### Challenge
Images should be left out, and everything else in the listing reproduced exactly.

━━━━━ Records to process ━━━━━

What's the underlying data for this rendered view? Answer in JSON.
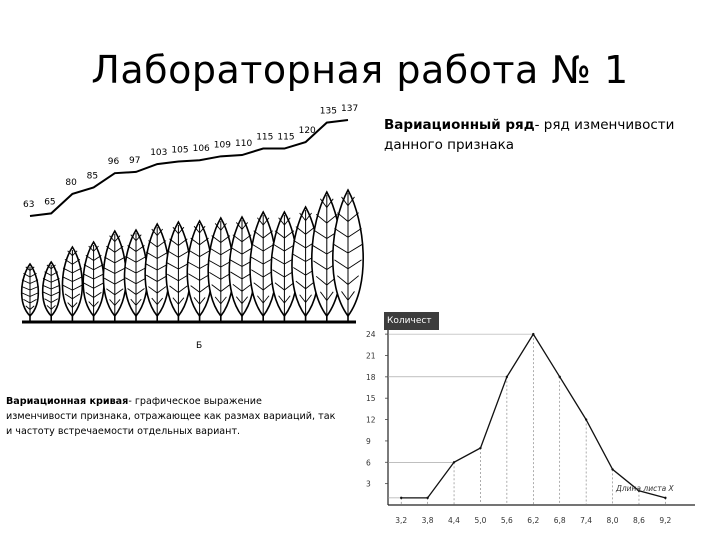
{
  "slide": {
    "title": "Лабораторная работа № 1",
    "definition_term": "Вариационный ряд",
    "definition_text": "- ряд изменчивости данного признака",
    "curve_term": "Вариационная кривая",
    "curve_text": "- графическое выражение изменчивости признака, отражающее как размах вариаций, так и частоту встречаемости отдельных вариант."
  },
  "leaf_figure": {
    "values": [
      "63",
      "65",
      "80",
      "85",
      "96",
      "97",
      "103",
      "105",
      "106",
      "109",
      "110",
      "115",
      "115",
      "120",
      "135",
      "137"
    ],
    "caption": "Б"
  },
  "chart_data": {
    "type": "line",
    "title": "",
    "ylabel": "Количест",
    "xlabel": "Длина листа X",
    "y_ticks": [
      "3",
      "6",
      "9",
      "12",
      "15",
      "18",
      "21",
      "24"
    ],
    "x_tick_labels": [
      "3,2",
      "3,8",
      "4,4",
      "5,0",
      "5,6",
      "6,2",
      "6,8",
      "7,4",
      "8,0",
      "8,6",
      "9,2"
    ],
    "x": [
      3.2,
      3.8,
      4.4,
      5.0,
      5.6,
      6.2,
      6.8,
      7.4,
      8.0,
      8.6,
      9.2
    ],
    "values": [
      1,
      1,
      6,
      8,
      18,
      24,
      18,
      12,
      5,
      2,
      1
    ],
    "ylim": [
      0,
      25
    ],
    "grid": false
  }
}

━━━━━

### Task response
What's the underlying data for this rendered view? Answer in JSON.
{
  "slide": {
    "title": "Лабораторная работа № 1",
    "definition_term": "Вариационный ряд",
    "definition_text": "- ряд изменчивости данного признака",
    "curve_term": "Вариационная кривая",
    "curve_text": "- графическое выражение изменчивости признака, отражающее как размах вариаций, так и частоту встречаемости отдельных вариант."
  },
  "leaf_figure": {
    "values": [
      "63",
      "65",
      "80",
      "85",
      "96",
      "97",
      "103",
      "105",
      "106",
      "109",
      "110",
      "115",
      "115",
      "120",
      "135",
      "137"
    ],
    "caption": "Б"
  },
  "chart_data": {
    "type": "line",
    "title": "",
    "ylabel": "Количест",
    "xlabel": "Длина листа X",
    "y_ticks": [
      "3",
      "6",
      "9",
      "12",
      "15",
      "18",
      "21",
      "24"
    ],
    "x_tick_labels": [
      "3,2",
      "3,8",
      "4,4",
      "5,0",
      "5,6",
      "6,2",
      "6,8",
      "7,4",
      "8,0",
      "8,6",
      "9,2"
    ],
    "x": [
      3.2,
      3.8,
      4.4,
      5.0,
      5.6,
      6.2,
      6.8,
      7.4,
      8.0,
      8.6,
      9.2
    ],
    "values": [
      1,
      1,
      6,
      8,
      18,
      24,
      18,
      12,
      5,
      2,
      1
    ],
    "ylim": [
      0,
      25
    ],
    "grid": false
  }
}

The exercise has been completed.